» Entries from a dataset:
□ □ □ □

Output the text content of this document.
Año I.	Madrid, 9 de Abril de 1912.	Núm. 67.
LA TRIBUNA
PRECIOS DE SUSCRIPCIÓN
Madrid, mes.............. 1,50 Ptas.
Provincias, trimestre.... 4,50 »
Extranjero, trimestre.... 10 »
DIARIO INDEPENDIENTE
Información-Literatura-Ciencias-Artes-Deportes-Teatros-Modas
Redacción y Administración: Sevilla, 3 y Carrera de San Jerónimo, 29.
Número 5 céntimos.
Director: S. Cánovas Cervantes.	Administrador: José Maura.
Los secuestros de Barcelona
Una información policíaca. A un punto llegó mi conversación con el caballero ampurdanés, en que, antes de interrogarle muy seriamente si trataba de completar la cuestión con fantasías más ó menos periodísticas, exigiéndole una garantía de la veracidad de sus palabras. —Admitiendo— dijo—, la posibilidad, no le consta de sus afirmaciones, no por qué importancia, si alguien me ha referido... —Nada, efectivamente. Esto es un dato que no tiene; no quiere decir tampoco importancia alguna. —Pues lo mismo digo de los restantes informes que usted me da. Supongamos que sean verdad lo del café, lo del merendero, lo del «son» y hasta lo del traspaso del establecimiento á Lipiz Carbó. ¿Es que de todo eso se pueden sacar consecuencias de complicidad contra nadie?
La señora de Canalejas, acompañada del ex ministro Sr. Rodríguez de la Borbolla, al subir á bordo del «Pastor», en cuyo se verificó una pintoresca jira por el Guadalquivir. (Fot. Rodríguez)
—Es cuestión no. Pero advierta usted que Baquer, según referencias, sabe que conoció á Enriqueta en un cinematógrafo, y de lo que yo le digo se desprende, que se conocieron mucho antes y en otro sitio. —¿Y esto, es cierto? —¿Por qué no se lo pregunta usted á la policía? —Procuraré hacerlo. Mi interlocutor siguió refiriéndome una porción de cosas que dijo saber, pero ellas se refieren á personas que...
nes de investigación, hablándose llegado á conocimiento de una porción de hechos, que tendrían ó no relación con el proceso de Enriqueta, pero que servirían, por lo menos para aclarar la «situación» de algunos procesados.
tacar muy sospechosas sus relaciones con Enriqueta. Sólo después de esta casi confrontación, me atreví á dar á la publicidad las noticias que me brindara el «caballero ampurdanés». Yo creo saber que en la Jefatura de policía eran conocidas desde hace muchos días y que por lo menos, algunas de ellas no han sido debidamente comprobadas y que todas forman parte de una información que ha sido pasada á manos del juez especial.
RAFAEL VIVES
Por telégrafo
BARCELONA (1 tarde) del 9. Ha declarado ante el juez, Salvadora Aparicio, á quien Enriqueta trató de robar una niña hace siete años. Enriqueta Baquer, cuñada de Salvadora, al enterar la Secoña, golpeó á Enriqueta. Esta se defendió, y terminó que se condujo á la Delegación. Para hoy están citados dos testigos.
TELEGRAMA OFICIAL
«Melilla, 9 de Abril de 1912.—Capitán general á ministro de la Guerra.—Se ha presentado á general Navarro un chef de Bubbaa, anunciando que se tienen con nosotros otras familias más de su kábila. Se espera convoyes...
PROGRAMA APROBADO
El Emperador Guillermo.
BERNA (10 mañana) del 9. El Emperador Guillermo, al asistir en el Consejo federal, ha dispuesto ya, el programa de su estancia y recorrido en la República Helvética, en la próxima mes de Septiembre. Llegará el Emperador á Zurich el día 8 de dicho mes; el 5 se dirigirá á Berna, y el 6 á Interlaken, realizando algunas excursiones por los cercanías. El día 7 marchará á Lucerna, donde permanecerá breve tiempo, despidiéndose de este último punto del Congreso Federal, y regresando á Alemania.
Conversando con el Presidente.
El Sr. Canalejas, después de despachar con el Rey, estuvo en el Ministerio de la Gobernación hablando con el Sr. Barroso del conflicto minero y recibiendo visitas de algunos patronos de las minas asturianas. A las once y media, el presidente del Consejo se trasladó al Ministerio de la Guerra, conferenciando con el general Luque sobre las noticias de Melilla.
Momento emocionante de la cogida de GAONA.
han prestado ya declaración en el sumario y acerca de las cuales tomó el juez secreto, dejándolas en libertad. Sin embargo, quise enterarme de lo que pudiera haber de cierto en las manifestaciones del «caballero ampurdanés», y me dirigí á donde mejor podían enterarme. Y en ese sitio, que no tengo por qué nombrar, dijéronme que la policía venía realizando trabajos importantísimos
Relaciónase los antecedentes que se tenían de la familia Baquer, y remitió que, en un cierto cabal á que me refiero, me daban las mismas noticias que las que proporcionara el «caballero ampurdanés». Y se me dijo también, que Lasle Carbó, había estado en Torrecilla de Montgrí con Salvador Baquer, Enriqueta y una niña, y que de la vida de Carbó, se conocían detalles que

□ □ □ □

» GIVEN REQUEST: Copy out the material above in its entirety. Every detail must match.

» ANSWER:
Output the text content of this document.
Año I.	Madrid, 9 de Abril de 1912.	Núm. 67.
LA TRIBUNA
PRECIOS DE SUSCRIPCIÓN
Madrid, mes.............. 1,50 Ptas.
Provincias, trimestre.... 4,50 »
Extranjero, trimestre.... 10 »
DIARIO INDEPENDIENTE
Información-Literatura-Ciencias-Artes-Deportes-Teatros-Modas
Redacción y Administración: Sevilla, 3 y Carrera de San Jerónimo, 29.
Número 5 céntimos.
Director: S. Cánovas Cervantes.	Administrador: José Maura.
Los secuestros de Barcelona
Una información policíaca. A un punto llegó mi conversación con el caballero ampurdanés, en que, antes de interrogarle muy seriamente si trataba de completar la cuestión con fantasías más ó menos periodísticas, exigiéndole una garantía de la veracidad de sus palabras. —Admitiendo— dijo—, la posibilidad, no le consta de sus afirmaciones, no por qué importancia, si alguien me ha referido... —Nada, efectivamente. Esto es un dato que no tiene; no quiere decir tampoco importancia alguna. —Pues lo mismo digo de los restantes informes que usted me da. Supongamos que sean verdad lo del café, lo del merendero, lo del «son» y hasta lo del traspaso del establecimiento á Lipiz Carbó. ¿Es que de todo eso se pueden sacar consecuencias de complicidad contra nadie?
La señora de Canalejas, acompañada del ex ministro Sr. Rodríguez de la Borbolla, al subir á bordo del «Pastor», en cuyo se verificó una pintoresca jira por el Guadalquivir. (Fot. Rodríguez)
—Es cuestión no. Pero advierta usted que Baquer, según referencias, sabe que conoció á Enriqueta en un cinematógrafo, y de lo que yo le digo se desprende, que se conocieron mucho antes y en otro sitio. —¿Y esto, es cierto? —¿Por qué no se lo pregunta usted á la policía? —Procuraré hacerlo. Mi interlocutor siguió refiriéndome una porción de cosas que dijo saber, pero ellas se refieren á personas que...
nes de investigación, hablándose llegado á conocimiento de una porción de hechos, que tendrían ó no relación con el proceso de Enriqueta, pero que servirían, por lo menos para aclarar la «situación» de algunos procesados.
tacar muy sospechosas sus relaciones con Enriqueta. Sólo después de esta casi confrontación, me atreví á dar á la publicidad las noticias que me brindara el «caballero ampurdanés». Yo creo saber que en la Jefatura de policía eran conocidas desde hace muchos días y que por lo menos, algunas de ellas no han sido debidamente comprobadas y que todas forman parte de una información que ha sido pasada á manos del juez especial.
RAFAEL VIVES
Por telégrafo
BARCELONA (1 tarde) del 9. Ha declarado ante el juez, Salvadora Aparicio, á quien Enriqueta trató de robar una niña hace siete años. Enriqueta Baquer, cuñada de Salvadora, al enterar la Secoña, golpeó á Enriqueta. Esta se defendió, y terminó que se condujo á la Delegación. Para hoy están citados dos testigos.
TELEGRAMA OFICIAL
«Melilla, 9 de Abril de 1912.—Capitán general á ministro de la Guerra.—Se ha presentado á general Navarro un chef de Bubbaa, anunciando que se tienen con nosotros otras familias más de su kábila. Se espera convoyes...
PROGRAMA APROBADO
El Emperador Guillermo.
BERNA (10 mañana) del 9. El Emperador Guillermo, al asistir en el Consejo federal, ha dispuesto ya, el programa de su estancia y recorrido en la República Helvética, en la próxima mes de Septiembre. Llegará el Emperador á Zurich el día 8 de dicho mes; el 5 se dirigirá á Berna, y el 6 á Interlaken, realizando algunas excursiones por los cercanías. El día 7 marchará á Lucerna, donde permanecerá breve tiempo, despidiéndose de este último punto del Congreso Federal, y regresando á Alemania.
Conversando con el Presidente.
El Sr. Canalejas, después de despachar con el Rey, estuvo en el Ministerio de la Gobernación hablando con el Sr. Barroso del conflicto minero y recibiendo visitas de algunos patronos de las minas asturianas. A las once y media, el presidente del Consejo se trasladó al Ministerio de la Guerra, conferenciando con el general Luque sobre las noticias de Melilla.
Momento emocionante de la cogida de GAONA.
han prestado ya declaración en el sumario y acerca de las cuales tomó el juez secreto, dejándolas en libertad. Sin embargo, quise enterarme de lo que pudiera haber de cierto en las manifestaciones del «caballero ampurdanés», y me dirigí á donde mejor podían enterarme. Y en ese sitio, que no tengo por qué nombrar, dijéronme que la policía venía realizando trabajos importantísimos
Relaciónase los antecedentes que se tenían de la familia Baquer, y remitió que, en un cierto cabal á que me refiero, me daban las mismas noticias que las que proporcionara el «caballero ampurdanés». Y se me dijo también, que Lasle Carbó, había estado en Torrecilla de Montgrí con Salvador Baquer, Enriqueta y una niña, y que de la vida de Carbó, se conocían detalles que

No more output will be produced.